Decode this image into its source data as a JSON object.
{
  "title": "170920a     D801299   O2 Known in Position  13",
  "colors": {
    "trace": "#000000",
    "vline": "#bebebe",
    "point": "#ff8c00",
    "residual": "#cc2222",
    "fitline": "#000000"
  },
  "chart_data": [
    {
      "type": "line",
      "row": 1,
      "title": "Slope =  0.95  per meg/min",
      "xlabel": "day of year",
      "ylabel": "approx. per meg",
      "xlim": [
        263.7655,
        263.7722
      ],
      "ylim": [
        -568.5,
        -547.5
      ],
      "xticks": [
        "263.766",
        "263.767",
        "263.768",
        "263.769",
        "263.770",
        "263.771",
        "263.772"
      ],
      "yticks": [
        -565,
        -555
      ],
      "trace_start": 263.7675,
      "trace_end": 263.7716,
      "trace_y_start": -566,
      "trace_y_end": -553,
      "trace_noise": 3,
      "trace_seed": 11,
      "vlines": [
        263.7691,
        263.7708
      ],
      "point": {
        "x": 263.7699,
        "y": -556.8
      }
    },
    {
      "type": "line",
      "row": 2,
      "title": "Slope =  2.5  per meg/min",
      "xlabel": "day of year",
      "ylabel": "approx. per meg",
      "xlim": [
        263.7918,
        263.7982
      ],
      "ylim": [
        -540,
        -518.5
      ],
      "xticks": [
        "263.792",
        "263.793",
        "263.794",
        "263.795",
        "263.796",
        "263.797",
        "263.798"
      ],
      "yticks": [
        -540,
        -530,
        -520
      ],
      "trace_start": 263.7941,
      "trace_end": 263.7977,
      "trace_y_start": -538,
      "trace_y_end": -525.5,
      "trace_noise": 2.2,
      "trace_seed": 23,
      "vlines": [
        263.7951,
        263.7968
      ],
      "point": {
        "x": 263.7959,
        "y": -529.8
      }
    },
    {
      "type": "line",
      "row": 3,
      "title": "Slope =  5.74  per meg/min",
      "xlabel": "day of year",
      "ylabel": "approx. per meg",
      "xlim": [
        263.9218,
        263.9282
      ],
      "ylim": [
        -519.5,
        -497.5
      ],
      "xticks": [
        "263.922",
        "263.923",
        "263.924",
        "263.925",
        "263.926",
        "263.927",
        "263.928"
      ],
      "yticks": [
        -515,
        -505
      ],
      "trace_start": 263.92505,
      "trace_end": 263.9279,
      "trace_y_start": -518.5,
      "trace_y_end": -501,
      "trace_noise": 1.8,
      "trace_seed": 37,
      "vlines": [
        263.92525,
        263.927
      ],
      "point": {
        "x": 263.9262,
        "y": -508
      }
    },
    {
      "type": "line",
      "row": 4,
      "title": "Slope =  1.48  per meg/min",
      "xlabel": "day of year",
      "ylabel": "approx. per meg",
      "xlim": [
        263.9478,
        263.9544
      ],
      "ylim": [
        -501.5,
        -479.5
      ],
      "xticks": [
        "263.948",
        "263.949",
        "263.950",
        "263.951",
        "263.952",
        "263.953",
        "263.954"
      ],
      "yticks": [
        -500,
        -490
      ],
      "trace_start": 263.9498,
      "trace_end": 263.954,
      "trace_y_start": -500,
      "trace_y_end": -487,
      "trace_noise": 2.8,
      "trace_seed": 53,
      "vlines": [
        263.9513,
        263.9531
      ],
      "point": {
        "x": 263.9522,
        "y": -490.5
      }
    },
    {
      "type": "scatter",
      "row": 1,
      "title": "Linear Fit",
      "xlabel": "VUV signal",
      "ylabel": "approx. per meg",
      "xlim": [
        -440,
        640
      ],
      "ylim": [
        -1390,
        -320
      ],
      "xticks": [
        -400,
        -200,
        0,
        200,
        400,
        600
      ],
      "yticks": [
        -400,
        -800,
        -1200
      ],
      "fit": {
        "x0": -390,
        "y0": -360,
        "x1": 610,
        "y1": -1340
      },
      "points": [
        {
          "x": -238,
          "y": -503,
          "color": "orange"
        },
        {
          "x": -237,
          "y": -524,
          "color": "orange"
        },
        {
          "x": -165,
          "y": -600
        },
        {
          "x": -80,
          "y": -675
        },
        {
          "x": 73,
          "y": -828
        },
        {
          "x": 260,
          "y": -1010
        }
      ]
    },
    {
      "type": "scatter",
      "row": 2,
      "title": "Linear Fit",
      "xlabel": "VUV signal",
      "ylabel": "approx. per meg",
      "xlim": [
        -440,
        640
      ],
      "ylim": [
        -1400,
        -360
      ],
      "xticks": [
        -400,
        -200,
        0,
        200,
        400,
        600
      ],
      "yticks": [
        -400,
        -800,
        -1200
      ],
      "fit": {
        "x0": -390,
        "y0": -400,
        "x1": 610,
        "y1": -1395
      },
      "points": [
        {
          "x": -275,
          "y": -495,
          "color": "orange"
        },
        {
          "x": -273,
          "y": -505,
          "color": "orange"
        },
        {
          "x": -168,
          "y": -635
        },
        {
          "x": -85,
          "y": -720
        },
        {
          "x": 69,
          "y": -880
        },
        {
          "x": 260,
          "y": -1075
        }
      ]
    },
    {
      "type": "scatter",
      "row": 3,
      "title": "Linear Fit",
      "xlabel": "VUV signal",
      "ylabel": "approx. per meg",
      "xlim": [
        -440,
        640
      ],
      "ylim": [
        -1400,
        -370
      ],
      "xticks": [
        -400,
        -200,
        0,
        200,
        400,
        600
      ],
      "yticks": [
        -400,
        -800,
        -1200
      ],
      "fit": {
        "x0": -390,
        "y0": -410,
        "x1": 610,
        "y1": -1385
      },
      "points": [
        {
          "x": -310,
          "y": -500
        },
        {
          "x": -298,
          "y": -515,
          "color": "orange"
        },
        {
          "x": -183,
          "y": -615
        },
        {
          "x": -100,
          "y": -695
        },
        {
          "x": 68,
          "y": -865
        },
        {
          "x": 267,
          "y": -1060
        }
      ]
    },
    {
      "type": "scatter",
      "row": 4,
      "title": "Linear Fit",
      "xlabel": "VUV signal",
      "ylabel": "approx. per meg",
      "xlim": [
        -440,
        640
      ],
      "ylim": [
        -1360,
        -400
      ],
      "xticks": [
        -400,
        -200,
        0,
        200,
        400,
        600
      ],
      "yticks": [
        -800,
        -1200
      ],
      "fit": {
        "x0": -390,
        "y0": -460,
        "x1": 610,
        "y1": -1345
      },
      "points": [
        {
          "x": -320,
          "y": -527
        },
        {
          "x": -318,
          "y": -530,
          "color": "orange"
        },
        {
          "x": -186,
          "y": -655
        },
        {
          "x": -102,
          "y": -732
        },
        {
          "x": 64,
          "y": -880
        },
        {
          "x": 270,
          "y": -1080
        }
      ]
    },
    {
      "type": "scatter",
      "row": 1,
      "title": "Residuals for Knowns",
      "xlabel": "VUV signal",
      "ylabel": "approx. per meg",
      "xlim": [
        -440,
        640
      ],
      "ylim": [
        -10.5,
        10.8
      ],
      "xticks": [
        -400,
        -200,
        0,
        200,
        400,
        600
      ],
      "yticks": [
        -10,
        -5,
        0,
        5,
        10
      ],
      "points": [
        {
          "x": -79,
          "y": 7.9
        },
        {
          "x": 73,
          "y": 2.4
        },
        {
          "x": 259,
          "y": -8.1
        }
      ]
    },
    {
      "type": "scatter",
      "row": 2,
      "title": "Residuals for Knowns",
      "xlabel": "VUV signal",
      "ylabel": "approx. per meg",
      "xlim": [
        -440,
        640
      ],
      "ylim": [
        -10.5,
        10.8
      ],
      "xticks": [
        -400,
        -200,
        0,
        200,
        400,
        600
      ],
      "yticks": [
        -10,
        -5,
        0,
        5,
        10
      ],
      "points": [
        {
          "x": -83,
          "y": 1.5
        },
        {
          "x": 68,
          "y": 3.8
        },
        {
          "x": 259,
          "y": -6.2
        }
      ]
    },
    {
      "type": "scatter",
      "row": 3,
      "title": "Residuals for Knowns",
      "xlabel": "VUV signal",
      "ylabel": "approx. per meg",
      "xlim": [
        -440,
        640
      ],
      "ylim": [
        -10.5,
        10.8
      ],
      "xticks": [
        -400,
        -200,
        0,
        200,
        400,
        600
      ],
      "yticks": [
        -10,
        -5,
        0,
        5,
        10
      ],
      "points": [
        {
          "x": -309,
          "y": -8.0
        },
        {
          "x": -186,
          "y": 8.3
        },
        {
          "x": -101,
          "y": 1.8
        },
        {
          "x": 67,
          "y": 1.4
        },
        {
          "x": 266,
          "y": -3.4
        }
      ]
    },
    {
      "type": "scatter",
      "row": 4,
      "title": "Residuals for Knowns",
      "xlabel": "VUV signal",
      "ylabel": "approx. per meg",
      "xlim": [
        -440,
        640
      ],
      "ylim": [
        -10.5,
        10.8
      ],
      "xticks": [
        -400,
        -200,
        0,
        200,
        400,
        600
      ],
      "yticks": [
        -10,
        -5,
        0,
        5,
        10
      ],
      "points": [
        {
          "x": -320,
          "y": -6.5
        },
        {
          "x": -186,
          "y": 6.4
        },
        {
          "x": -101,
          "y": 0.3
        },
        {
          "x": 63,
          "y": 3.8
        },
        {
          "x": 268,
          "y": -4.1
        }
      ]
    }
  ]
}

* * *

Copy all lines of the listing above that contain the string "Slope".

      "title": "Slope =  0.95  per meg/min",
      "title": "Slope =  2.5  per meg/min",
      "title": "Slope =  5.74  per meg/min",
      "title": "Slope =  1.48  per meg/min",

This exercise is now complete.